Exercise input
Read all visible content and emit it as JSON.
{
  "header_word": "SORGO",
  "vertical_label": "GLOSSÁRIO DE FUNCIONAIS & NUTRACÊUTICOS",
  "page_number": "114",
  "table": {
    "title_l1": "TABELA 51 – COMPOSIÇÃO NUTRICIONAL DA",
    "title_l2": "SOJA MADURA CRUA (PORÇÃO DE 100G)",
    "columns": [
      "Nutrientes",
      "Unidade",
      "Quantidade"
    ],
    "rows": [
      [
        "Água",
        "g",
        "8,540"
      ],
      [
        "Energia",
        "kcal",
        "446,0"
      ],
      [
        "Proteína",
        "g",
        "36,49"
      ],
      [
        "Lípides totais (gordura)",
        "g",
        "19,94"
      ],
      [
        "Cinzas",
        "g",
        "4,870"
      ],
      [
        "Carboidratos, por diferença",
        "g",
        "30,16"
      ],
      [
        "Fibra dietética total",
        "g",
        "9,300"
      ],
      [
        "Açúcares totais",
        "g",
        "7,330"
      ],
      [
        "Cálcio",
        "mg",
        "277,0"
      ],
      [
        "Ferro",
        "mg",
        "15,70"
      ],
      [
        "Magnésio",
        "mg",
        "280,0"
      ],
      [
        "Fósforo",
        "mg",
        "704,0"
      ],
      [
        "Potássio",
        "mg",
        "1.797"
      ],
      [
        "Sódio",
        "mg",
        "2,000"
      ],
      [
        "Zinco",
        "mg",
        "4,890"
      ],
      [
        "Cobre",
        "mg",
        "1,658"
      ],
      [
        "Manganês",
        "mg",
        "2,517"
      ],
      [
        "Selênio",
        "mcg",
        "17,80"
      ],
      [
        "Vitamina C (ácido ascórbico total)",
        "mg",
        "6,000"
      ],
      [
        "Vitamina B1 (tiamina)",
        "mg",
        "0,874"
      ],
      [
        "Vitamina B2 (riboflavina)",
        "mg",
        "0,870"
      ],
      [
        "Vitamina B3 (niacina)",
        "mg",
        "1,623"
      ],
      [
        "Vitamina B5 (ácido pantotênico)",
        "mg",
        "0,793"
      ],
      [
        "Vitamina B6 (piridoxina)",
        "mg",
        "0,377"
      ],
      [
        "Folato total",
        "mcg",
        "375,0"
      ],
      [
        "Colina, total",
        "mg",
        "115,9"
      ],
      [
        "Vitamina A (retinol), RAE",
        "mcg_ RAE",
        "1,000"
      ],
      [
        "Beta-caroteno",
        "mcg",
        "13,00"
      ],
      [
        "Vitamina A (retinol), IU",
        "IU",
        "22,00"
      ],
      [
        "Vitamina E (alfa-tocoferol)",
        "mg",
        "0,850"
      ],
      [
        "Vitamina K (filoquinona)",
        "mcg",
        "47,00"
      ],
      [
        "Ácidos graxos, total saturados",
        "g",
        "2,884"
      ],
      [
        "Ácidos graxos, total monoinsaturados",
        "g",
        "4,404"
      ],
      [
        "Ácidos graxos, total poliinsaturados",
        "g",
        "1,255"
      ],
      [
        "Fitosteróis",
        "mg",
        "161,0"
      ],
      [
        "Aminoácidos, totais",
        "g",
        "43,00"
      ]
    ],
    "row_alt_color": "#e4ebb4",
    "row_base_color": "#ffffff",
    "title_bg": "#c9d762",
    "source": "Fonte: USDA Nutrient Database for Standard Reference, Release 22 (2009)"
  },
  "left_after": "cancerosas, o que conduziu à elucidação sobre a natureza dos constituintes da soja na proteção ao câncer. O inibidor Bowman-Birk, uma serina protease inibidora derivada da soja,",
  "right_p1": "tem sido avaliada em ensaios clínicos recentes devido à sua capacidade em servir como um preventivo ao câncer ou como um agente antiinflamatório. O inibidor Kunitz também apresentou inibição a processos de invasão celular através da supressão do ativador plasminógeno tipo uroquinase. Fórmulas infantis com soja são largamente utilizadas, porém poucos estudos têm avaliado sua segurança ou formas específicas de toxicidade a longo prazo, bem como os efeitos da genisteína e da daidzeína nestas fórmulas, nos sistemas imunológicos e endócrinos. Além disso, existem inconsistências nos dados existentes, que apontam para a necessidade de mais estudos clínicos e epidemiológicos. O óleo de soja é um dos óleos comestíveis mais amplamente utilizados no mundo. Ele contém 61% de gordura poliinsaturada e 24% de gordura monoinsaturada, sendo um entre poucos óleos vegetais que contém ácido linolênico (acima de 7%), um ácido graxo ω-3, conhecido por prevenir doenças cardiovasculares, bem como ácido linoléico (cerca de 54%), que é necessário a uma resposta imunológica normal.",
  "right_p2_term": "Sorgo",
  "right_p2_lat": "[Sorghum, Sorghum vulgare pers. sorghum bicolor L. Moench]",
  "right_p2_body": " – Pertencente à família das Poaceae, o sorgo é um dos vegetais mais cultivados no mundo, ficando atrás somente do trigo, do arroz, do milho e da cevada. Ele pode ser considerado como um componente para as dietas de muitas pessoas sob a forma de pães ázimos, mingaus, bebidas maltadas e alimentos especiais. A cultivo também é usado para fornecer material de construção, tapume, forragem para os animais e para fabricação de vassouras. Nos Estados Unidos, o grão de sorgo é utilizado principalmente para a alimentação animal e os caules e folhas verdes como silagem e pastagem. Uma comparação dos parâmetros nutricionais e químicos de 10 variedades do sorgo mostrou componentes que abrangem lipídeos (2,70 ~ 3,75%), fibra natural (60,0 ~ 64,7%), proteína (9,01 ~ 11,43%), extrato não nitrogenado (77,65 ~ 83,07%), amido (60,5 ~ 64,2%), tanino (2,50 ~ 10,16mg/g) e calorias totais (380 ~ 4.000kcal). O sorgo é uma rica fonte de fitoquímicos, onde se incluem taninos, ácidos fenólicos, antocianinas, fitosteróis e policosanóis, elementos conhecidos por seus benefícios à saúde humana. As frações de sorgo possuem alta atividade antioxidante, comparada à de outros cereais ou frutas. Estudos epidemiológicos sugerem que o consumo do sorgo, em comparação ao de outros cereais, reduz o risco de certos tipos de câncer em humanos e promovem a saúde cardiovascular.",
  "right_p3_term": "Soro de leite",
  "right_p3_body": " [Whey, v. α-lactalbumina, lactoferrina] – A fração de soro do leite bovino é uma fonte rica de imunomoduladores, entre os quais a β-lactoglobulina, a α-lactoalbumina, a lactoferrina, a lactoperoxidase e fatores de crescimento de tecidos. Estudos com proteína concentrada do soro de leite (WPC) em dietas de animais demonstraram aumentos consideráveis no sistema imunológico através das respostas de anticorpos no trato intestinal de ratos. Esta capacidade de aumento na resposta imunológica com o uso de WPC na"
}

Prompt
Every line of the data above should be reproduced word for word.

Complete answer
Read all visible content and emit it as JSON.
{
  "header_word": "SORGO",
  "vertical_label": "GLOSSÁRIO DE FUNCIONAIS & NUTRACÊUTICOS",
  "page_number": "114",
  "table": {
    "title_l1": "TABELA 51 – COMPOSIÇÃO NUTRICIONAL DA",
    "title_l2": "SOJA MADURA CRUA (PORÇÃO DE 100G)",
    "columns": [
      "Nutrientes",
      "Unidade",
      "Quantidade"
    ],
    "rows": [
      [
        "Água",
        "g",
        "8,540"
      ],
      [
        "Energia",
        "kcal",
        "446,0"
      ],
      [
        "Proteína",
        "g",
        "36,49"
      ],
      [
        "Lípides totais (gordura)",
        "g",
        "19,94"
      ],
      [
        "Cinzas",
        "g",
        "4,870"
      ],
      [
        "Carboidratos, por diferença",
        "g",
        "30,16"
      ],
      [
        "Fibra dietética total",
        "g",
        "9,300"
      ],
      [
        "Açúcares totais",
        "g",
        "7,330"
      ],
      [
        "Cálcio",
        "mg",
        "277,0"
      ],
      [
        "Ferro",
        "mg",
        "15,70"
      ],
      [
        "Magnésio",
        "mg",
        "280,0"
      ],
      [
        "Fósforo",
        "mg",
        "704,0"
      ],
      [
        "Potássio",
        "mg",
        "1.797"
      ],
      [
        "Sódio",
        "mg",
        "2,000"
      ],
      [
        "Zinco",
        "mg",
        "4,890"
      ],
      [
        "Cobre",
        "mg",
        "1,658"
      ],
      [
        "Manganês",
        "mg",
        "2,517"
      ],
      [
        "Selênio",
        "mcg",
        "17,80"
      ],
      [
        "Vitamina C (ácido ascórbico total)",
        "mg",
        "6,000"
      ],
      [
        "Vitamina B1 (tiamina)",
        "mg",
        "0,874"
      ],
      [
        "Vitamina B2 (riboflavina)",
        "mg",
        "0,870"
      ],
      [
        "Vitamina B3 (niacina)",
        "mg",
        "1,623"
      ],
      [
        "Vitamina B5 (ácido pantotênico)",
        "mg",
        "0,793"
      ],
      [
        "Vitamina B6 (piridoxina)",
        "mg",
        "0,377"
      ],
      [
        "Folato total",
        "mcg",
        "375,0"
      ],
      [
        "Colina, total",
        "mg",
        "115,9"
      ],
      [
        "Vitamina A (retinol), RAE",
        "mcg_ RAE",
        "1,000"
      ],
      [
        "Beta-caroteno",
        "mcg",
        "13,00"
      ],
      [
        "Vitamina A (retinol), IU",
        "IU",
        "22,00"
      ],
      [
        "Vitamina E (alfa-tocoferol)",
        "mg",
        "0,850"
      ],
      [
        "Vitamina K (filoquinona)",
        "mcg",
        "47,00"
      ],
      [
        "Ácidos graxos, total saturados",
        "g",
        "2,884"
      ],
      [
        "Ácidos graxos, total monoinsaturados",
        "g",
        "4,404"
      ],
      [
        "Ácidos graxos, total poliinsaturados",
        "g",
        "1,255"
      ],
      [
        "Fitosteróis",
        "mg",
        "161,0"
      ],
      [
        "Aminoácidos, totais",
        "g",
        "43,00"
      ]
    ],
    "row_alt_color": "#e4ebb4",
    "row_base_color": "#ffffff",
    "title_bg": "#c9d762",
    "source": "Fonte: USDA Nutrient Database for Standard Reference, Release 22 (2009)"
  },
  "left_after": "cancerosas, o que conduziu à elucidação sobre a natureza dos constituintes da soja na proteção ao câncer. O inibidor Bowman-Birk, uma serina protease inibidora derivada da soja,",
  "right_p1": "tem sido avaliada em ensaios clínicos recentes devido à sua capacidade em servir como um preventivo ao câncer ou como um agente antiinflamatório. O inibidor Kunitz também apresentou inibição a processos de invasão celular através da supressão do ativador plasminógeno tipo uroquinase. Fórmulas infantis com soja são largamente utilizadas, porém poucos estudos têm avaliado sua segurança ou formas específicas de toxicidade a longo prazo, bem como os efeitos da genisteína e da daidzeína nestas fórmulas, nos sistemas imunológicos e endócrinos. Além disso, existem inconsistências nos dados existentes, que apontam para a necessidade de mais estudos clínicos e epidemiológicos. O óleo de soja é um dos óleos comestíveis mais amplamente utilizados no mundo. Ele contém 61% de gordura poliinsaturada e 24% de gordura monoinsaturada, sendo um entre poucos óleos vegetais que contém ácido linolênico (acima de 7%), um ácido graxo ω-3, conhecido por prevenir doenças cardiovasculares, bem como ácido linoléico (cerca de 54%), que é necessário a uma resposta imunológica normal.",
  "right_p2_term": "Sorgo",
  "right_p2_lat": "[Sorghum, Sorghum vulgare pers. sorghum bicolor L. Moench]",
  "right_p2_body": " – Pertencente à família das Poaceae, o sorgo é um dos vegetais mais cultivados no mundo, ficando atrás somente do trigo, do arroz, do milho e da cevada. Ele pode ser considerado como um componente para as dietas de muitas pessoas sob a forma de pães ázimos, mingaus, bebidas maltadas e alimentos especiais. A cultivo também é usado para fornecer material de construção, tapume, forragem para os animais e para fabricação de vassouras. Nos Estados Unidos, o grão de sorgo é utilizado principalmente para a alimentação animal e os caules e folhas verdes como silagem e pastagem. Uma comparação dos parâmetros nutricionais e químicos de 10 variedades do sorgo mostrou componentes que abrangem lipídeos (2,70 ~ 3,75%), fibra natural (60,0 ~ 64,7%), proteína (9,01 ~ 11,43%), extrato não nitrogenado (77,65 ~ 83,07%), amido (60,5 ~ 64,2%), tanino (2,50 ~ 10,16mg/g) e calorias totais (380 ~ 4.000kcal). O sorgo é uma rica fonte de fitoquímicos, onde se incluem taninos, ácidos fenólicos, antocianinas, fitosteróis e policosanóis, elementos conhecidos por seus benefícios à saúde humana. As frações de sorgo possuem alta atividade antioxidante, comparada à de outros cereais ou frutas. Estudos epidemiológicos sugerem que o consumo do sorgo, em comparação ao de outros cereais, reduz o risco de certos tipos de câncer em humanos e promovem a saúde cardiovascular.",
  "right_p3_term": "Soro de leite",
  "right_p3_body": " [Whey, v. α-lactalbumina, lactoferrina] – A fração de soro do leite bovino é uma fonte rica de imunomoduladores, entre os quais a β-lactoglobulina, a α-lactoalbumina, a lactoferrina, a lactoperoxidase e fatores de crescimento de tecidos. Estudos com proteína concentrada do soro de leite (WPC) em dietas de animais demonstraram aumentos consideráveis no sistema imunológico através das respostas de anticorpos no trato intestinal de ratos. Esta capacidade de aumento na resposta imunológica com o uso de WPC na"
}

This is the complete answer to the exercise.